LISTED ENTRIES
◆ ◆ ◆

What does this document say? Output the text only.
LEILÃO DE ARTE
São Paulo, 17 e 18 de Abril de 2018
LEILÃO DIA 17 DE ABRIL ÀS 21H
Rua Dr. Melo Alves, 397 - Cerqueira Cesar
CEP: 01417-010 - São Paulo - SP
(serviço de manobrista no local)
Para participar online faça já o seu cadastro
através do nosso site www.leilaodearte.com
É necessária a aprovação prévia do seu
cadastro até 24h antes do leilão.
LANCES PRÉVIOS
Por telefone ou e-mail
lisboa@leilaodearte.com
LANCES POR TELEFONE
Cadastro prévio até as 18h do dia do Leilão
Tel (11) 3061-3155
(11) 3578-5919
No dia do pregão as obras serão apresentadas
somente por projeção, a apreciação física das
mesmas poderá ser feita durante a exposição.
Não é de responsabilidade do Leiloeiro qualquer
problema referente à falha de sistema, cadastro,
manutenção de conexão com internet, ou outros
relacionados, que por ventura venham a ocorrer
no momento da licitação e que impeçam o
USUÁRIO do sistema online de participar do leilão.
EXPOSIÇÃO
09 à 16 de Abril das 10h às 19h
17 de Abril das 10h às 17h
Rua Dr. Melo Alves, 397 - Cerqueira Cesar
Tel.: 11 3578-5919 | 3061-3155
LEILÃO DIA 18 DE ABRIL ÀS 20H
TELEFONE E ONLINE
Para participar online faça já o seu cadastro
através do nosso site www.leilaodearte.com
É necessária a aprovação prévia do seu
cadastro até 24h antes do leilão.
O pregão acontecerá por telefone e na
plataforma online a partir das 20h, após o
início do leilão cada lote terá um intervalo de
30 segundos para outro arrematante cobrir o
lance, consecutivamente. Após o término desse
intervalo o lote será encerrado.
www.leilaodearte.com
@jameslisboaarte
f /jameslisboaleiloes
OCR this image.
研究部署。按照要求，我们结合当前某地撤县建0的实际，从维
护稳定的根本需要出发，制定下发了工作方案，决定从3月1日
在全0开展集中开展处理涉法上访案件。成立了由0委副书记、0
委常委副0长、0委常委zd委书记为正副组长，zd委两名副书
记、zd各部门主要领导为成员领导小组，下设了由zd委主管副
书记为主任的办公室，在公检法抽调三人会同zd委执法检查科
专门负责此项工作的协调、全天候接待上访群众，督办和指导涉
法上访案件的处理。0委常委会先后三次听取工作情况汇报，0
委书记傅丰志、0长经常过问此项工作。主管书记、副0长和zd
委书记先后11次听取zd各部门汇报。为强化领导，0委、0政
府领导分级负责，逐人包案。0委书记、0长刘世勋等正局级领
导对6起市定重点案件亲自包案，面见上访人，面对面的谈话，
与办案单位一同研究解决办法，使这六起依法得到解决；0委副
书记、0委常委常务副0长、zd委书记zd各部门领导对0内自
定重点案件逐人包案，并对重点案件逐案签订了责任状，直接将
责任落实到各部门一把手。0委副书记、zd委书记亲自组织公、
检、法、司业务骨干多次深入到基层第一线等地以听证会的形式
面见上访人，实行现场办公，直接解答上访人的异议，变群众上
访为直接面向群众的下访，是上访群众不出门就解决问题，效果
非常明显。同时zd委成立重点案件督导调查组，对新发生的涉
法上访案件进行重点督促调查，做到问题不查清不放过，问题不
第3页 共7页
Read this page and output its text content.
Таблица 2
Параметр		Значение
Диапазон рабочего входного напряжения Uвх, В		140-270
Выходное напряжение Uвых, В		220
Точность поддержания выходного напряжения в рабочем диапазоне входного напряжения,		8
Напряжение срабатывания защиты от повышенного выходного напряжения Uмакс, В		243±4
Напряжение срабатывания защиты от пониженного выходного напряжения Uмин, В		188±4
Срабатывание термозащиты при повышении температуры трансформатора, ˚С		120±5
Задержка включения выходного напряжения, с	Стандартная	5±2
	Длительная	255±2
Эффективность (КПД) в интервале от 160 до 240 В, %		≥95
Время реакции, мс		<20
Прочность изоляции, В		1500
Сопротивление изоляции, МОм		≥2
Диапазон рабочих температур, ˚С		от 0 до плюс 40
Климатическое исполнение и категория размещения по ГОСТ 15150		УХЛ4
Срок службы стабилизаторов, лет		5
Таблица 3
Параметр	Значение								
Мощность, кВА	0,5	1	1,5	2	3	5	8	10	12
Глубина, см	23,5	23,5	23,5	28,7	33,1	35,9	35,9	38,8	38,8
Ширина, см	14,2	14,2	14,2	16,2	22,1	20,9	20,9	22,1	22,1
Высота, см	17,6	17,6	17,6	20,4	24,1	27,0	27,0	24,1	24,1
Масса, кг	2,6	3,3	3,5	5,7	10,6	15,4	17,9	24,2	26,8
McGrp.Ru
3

◆ ◆ ◆

WRITTEN PROBLEM
Scan the lines for the string "LANCES". Copy out each line that matches.

THE ANSWER
LANCES PRÉVIOS
LANCES POR TELEFONE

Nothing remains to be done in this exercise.